§ **Exercise goal**: Filter the entries, keeping every line with the word "Mitti".

* BEGIN Records to use *

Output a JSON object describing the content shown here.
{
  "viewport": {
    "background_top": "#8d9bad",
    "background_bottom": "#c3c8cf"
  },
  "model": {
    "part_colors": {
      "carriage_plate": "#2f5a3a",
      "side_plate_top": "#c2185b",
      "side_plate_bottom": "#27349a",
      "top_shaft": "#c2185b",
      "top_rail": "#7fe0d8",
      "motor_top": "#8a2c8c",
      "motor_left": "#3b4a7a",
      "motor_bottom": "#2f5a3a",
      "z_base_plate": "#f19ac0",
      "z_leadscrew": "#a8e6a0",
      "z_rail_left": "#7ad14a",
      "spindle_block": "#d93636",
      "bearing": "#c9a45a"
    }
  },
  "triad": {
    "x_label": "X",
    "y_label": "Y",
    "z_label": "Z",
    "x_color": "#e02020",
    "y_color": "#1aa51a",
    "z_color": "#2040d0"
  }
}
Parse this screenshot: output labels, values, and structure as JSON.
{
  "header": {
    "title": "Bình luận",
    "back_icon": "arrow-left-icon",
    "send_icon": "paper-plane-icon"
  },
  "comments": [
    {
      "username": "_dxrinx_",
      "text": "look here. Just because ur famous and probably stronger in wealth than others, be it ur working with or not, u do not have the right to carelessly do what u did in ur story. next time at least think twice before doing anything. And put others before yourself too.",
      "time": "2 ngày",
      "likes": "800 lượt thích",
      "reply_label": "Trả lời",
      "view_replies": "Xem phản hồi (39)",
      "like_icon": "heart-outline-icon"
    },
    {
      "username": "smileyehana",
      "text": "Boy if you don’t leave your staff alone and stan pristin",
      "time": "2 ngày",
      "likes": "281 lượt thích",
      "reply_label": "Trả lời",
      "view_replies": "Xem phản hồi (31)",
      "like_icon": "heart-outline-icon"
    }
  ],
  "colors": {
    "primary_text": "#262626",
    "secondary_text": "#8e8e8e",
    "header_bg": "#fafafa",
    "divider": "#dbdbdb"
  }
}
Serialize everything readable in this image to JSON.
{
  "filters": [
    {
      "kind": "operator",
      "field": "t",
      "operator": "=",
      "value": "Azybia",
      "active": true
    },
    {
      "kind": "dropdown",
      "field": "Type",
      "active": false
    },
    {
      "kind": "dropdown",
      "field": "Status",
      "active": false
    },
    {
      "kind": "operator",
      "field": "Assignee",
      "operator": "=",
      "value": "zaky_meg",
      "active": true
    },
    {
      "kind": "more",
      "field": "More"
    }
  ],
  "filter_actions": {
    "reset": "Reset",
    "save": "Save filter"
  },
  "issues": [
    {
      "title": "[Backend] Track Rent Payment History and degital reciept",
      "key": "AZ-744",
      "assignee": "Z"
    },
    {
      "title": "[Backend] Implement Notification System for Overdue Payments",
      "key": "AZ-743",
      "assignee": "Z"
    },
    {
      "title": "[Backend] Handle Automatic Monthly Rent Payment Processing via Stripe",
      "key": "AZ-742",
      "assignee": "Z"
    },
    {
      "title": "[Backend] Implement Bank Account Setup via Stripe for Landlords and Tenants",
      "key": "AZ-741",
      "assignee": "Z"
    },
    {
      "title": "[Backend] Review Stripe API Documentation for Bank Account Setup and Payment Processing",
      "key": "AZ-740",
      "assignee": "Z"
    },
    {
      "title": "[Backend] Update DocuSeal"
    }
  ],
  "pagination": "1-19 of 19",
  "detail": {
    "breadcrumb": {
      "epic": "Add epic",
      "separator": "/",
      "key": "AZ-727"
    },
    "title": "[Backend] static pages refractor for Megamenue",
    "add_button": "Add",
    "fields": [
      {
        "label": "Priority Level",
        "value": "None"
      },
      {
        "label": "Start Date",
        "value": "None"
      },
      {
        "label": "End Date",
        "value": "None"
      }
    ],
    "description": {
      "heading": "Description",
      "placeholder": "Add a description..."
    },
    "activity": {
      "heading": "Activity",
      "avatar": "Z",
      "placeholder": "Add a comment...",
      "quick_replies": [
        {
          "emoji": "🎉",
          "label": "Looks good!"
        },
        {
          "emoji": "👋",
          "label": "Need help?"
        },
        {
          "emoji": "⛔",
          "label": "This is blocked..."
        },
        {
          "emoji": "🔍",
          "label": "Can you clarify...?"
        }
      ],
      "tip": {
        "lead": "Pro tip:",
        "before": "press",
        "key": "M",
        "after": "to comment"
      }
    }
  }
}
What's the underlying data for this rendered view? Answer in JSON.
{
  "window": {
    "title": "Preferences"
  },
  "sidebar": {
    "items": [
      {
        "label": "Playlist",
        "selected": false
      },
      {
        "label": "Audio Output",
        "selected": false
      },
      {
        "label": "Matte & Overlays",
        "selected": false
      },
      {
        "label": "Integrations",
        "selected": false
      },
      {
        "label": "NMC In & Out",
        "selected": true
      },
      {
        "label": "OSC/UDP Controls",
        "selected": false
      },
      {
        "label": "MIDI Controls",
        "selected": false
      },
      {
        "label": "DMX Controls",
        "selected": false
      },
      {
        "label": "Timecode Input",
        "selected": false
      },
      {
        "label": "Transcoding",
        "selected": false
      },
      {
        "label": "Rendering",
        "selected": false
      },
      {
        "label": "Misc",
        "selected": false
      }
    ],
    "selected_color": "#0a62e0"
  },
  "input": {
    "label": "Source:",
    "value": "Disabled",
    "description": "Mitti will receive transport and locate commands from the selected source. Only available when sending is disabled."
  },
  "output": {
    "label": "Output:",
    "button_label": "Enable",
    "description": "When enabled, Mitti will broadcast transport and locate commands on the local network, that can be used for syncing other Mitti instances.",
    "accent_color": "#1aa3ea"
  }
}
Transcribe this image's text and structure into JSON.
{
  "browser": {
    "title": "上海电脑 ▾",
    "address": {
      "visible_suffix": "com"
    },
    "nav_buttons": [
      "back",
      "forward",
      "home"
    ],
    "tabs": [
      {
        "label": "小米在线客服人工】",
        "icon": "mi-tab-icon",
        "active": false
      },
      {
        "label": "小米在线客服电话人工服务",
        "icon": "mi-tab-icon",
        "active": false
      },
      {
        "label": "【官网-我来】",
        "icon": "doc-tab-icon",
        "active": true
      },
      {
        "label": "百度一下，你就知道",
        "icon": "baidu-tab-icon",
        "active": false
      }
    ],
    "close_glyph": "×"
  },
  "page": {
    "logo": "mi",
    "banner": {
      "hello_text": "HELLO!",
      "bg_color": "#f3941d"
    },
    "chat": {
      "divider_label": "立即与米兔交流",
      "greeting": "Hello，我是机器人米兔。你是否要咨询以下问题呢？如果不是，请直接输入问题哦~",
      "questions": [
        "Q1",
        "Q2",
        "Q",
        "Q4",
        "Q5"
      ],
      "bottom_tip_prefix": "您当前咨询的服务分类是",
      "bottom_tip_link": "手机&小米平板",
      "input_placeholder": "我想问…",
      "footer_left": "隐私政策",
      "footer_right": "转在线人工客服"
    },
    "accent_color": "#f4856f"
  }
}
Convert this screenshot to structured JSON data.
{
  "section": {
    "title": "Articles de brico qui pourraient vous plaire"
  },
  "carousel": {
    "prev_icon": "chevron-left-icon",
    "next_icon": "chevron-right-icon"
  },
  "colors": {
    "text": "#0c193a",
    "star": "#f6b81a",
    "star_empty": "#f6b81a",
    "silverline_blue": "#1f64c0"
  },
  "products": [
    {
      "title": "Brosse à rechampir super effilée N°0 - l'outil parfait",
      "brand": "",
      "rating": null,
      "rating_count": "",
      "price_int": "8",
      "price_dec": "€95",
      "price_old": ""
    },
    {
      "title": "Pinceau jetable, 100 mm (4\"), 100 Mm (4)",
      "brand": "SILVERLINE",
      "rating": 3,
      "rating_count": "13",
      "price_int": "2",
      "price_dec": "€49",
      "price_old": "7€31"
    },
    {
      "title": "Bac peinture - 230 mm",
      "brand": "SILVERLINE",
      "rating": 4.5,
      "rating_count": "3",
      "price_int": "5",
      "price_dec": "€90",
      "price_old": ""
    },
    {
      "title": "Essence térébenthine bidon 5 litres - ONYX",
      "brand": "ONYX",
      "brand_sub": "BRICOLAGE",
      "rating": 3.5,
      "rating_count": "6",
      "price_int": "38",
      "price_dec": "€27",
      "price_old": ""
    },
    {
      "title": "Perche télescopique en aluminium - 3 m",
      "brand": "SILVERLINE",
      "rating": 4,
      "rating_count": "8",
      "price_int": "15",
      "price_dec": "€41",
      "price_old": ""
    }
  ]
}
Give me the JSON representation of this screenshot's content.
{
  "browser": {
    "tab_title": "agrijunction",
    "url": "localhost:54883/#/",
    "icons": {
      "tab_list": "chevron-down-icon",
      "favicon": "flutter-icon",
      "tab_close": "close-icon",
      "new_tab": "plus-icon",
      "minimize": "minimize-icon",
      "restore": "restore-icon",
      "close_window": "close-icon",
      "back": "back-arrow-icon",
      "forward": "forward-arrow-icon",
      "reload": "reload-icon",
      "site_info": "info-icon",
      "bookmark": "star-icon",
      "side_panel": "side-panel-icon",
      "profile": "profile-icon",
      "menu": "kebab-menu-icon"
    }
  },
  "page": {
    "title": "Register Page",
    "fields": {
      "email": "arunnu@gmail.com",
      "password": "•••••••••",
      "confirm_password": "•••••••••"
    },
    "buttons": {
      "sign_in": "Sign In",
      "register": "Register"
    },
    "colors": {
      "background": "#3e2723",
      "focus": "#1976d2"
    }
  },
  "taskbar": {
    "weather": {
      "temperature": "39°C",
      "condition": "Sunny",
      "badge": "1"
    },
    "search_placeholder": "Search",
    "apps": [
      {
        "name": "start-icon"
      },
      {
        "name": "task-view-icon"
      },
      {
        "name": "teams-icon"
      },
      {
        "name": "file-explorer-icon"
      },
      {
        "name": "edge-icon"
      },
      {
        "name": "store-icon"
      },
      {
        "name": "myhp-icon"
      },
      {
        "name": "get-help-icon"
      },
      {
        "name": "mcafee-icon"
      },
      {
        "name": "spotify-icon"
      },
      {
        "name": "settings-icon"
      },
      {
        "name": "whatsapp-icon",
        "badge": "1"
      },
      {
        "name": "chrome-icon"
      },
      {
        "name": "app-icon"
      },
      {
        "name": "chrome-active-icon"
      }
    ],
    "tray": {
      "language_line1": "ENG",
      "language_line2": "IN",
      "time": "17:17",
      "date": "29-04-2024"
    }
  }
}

* END Records to use *

§ **Written solution**:
    "description": "Mitti will receive transport and locate commands from the selected source. Only available when sending is disabled."
    "description": "When enabled, Mitti will broadcast transport and locate commands on the local network, that can be used for syncing other Mitti instances.",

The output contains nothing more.